(STATED PROBLEM) Images are not part of the copy; transcribe all the data exactly.

(Collected data entries)
# # # # # # #
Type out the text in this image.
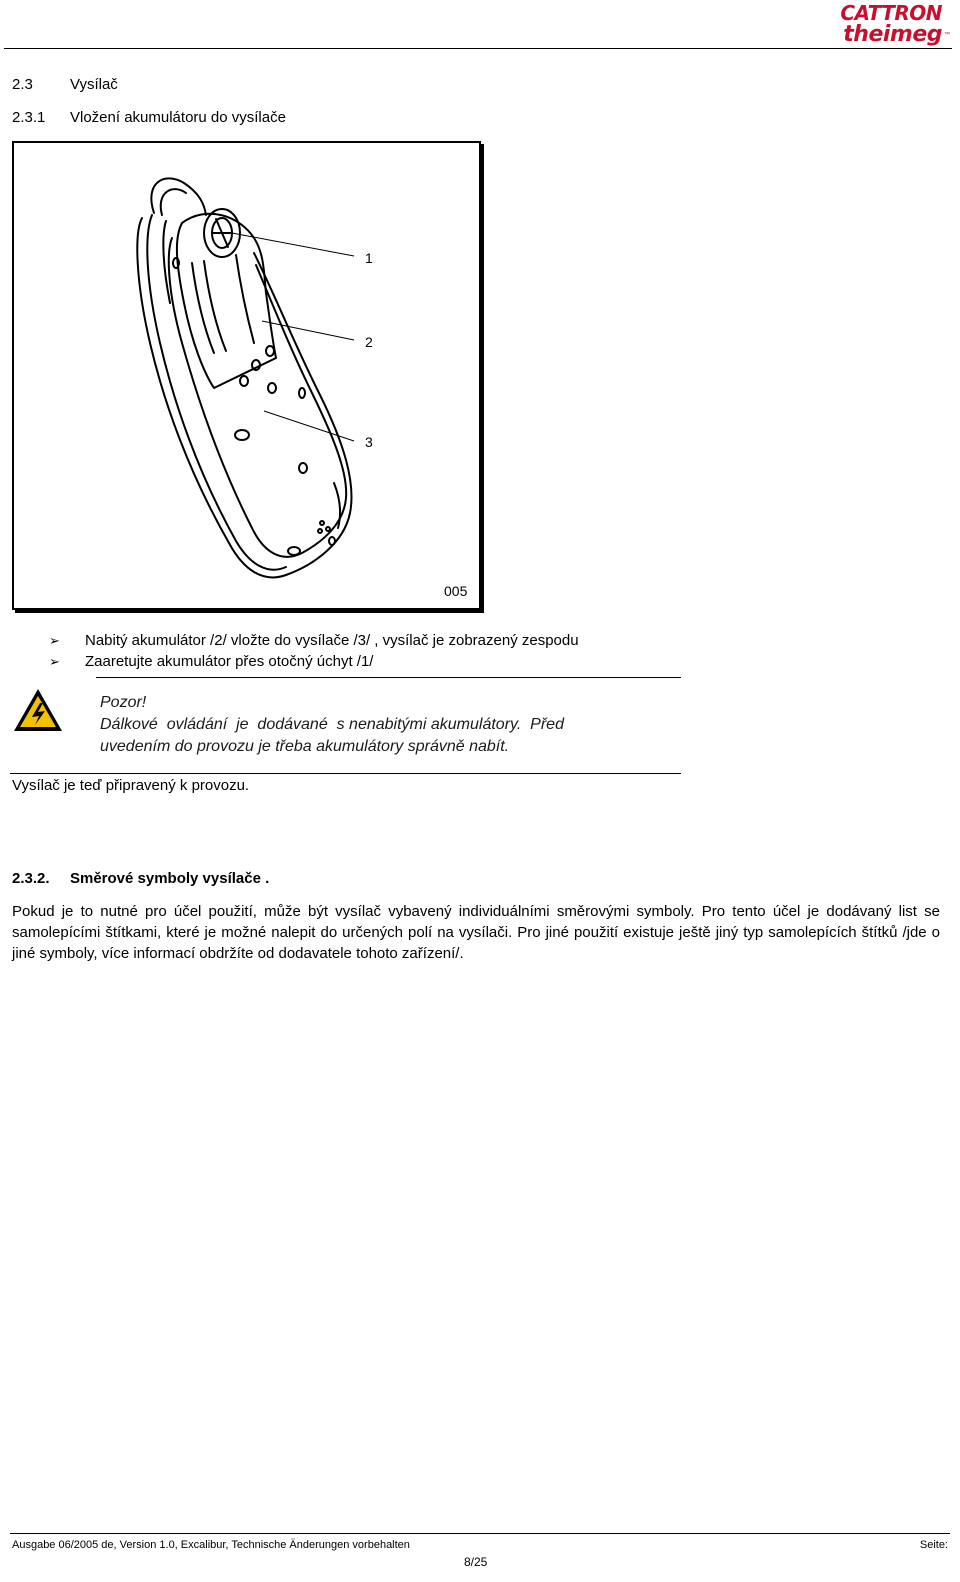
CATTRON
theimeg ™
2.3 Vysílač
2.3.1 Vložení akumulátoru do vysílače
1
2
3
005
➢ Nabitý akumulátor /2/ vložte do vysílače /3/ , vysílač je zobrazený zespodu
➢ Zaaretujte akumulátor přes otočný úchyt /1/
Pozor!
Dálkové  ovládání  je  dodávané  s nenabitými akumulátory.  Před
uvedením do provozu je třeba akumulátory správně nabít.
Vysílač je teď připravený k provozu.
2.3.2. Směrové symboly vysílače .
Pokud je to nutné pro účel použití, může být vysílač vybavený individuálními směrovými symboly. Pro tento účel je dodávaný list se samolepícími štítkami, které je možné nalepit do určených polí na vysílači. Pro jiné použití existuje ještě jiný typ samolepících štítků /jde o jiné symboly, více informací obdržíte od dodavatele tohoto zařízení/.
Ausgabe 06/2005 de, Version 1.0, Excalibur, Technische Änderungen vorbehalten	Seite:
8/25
# # # # # # #
(WORKED SOLUTION)
Type out the text in this image.
CATTRON
theimeg ™
2.3 Vysílač
2.3.1 Vložení akumulátoru do vysílače
1
2
3
005
➢ Nabitý akumulátor /2/ vložte do vysílače /3/ , vysílač je zobrazený zespodu
➢ Zaaretujte akumulátor přes otočný úchyt /1/
Pozor!
Dálkové  ovládání  je  dodávané  s nenabitými akumulátory.  Před
uvedením do provozu je třeba akumulátory správně nabít.
Vysílač je teď připravený k provozu.
2.3.2. Směrové symboly vysílače .
Pokud je to nutné pro účel použití, může být vysílač vybavený individuálními směrovými symboly. Pro tento účel je dodávaný list se samolepícími štítkami, které je možné nalepit do určených polí na vysílači. Pro jiné použití existuje ještě jiný typ samolepících štítků /jde o jiné symboly, více informací obdržíte od dodavatele tohoto zařízení/.
Ausgabe 06/2005 de, Version 1.0, Excalibur, Technische Änderungen vorbehalten	Seite:
8/25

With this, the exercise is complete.